Task material →
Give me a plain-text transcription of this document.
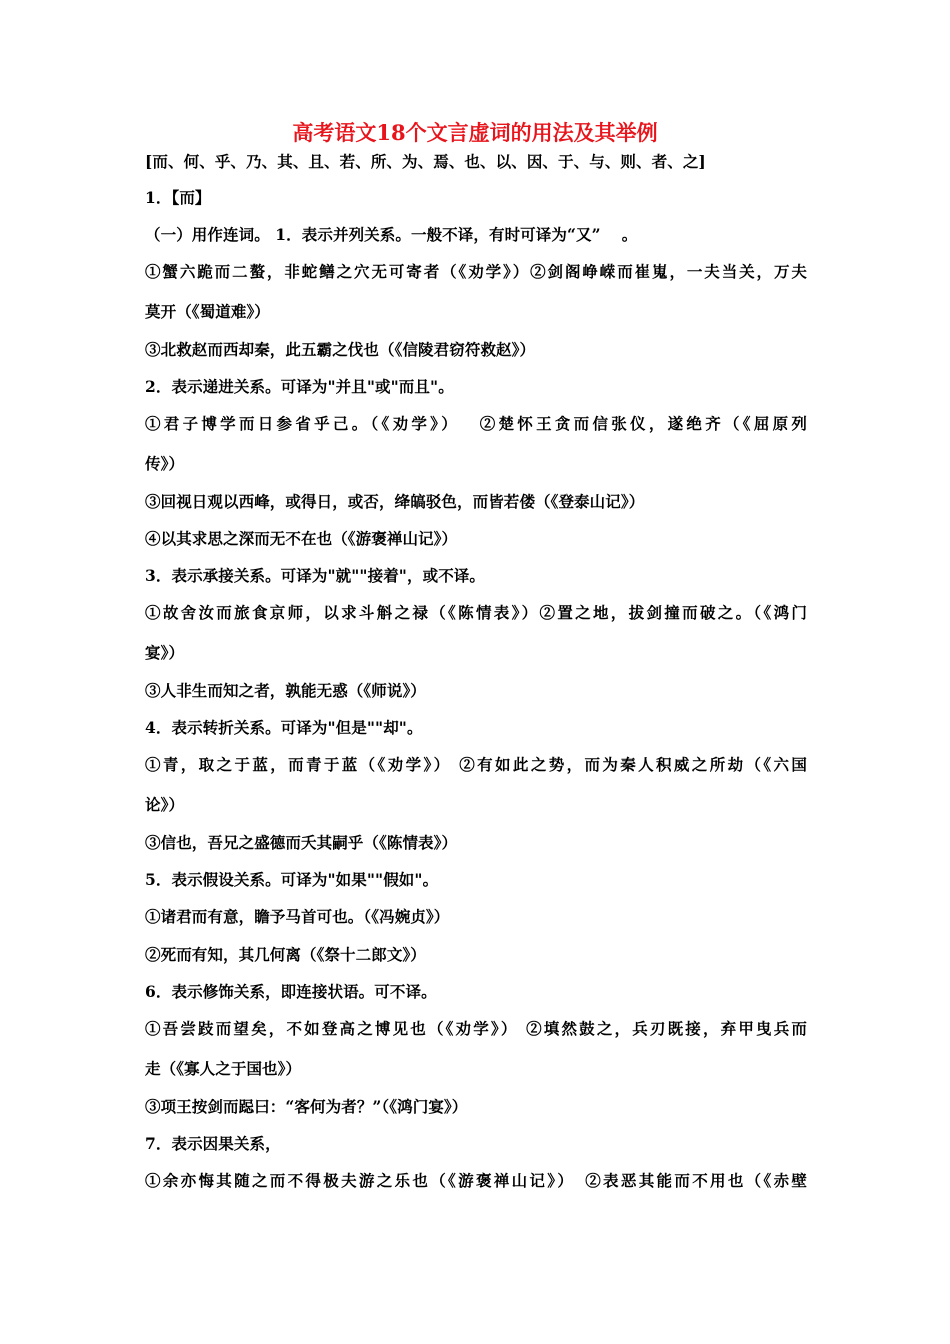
高考语文18个文言虚词的用法及其举例
[而、何、乎、乃、其、且、若、所、为、焉、也、以、因、于、与、则、者、之]
1．【而】
（一）用作连词。 1．表示并列关系。一般不译，有时可译为“又”　 。
①蟹六跪而二螯，非蛇鳝之穴无可寄者（《劝学》）②剑阁峥嵘而崔嵬，一夫当关，万夫
莫开（《蜀道难》）
③北救赵而西却秦，此五霸之伐也（《信陵君窃符救赵》）
2．表示递进关系。可译为"并且"或"而且"。
①君子博学而日参省乎己。（《劝学》）　 ②楚怀王贪而信张仪，遂绝齐（《屈原列
传》）
③回视日观以西峰，或得日，或否，绛皜驳色，而皆若偻（《登泰山记》）
④以其求思之深而无不在也（《游褒禅山记》）
3．表示承接关系。可译为"就""接着"，或不译。
①故舍汝而旅食京师，以求斗斛之禄（《陈情表》）②置之地，拔剑撞而破之。（《鸿门
宴》）
③人非生而知之者，孰能无惑（《师说》）
4．表示转折关系。可译为"但是""却"。
①青，取之于蓝，而青于蓝（《劝学》） ②有如此之势，而为秦人积威之所劫（《六国
论》）
③信也，吾兄之盛德而夭其嗣乎（《陈情表》）
5．表示假设关系。可译为"如果""假如"。
①诸君而有意，瞻予马首可也。（《冯婉贞》）
②死而有知，其几何离（《祭十二郎文》）
6．表示修饰关系，即连接状语。可不译。
①吾尝跂而望矣，不如登高之博见也（《劝学》） ②填然鼓之，兵刃既接，弃甲曳兵而
走（《寡人之于国也》）
③项王按剑而跽曰：“客何为者？”（《鸿门宴》）
7．表示因果关系，
①余亦悔其随之而不得极夫游之乐也（《游褒禅山记》）　②表恶其能而不用也（《赤壁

Task to carry out →
Select and copy each line from the data that includes the word "游褒禅山记".

Reply →
④以其求思之深而无不在也（《游褒禅山记》）
①余亦悔其随之而不得极夫游之乐也（《游褒禅山记》）　②表恶其能而不用也（《赤壁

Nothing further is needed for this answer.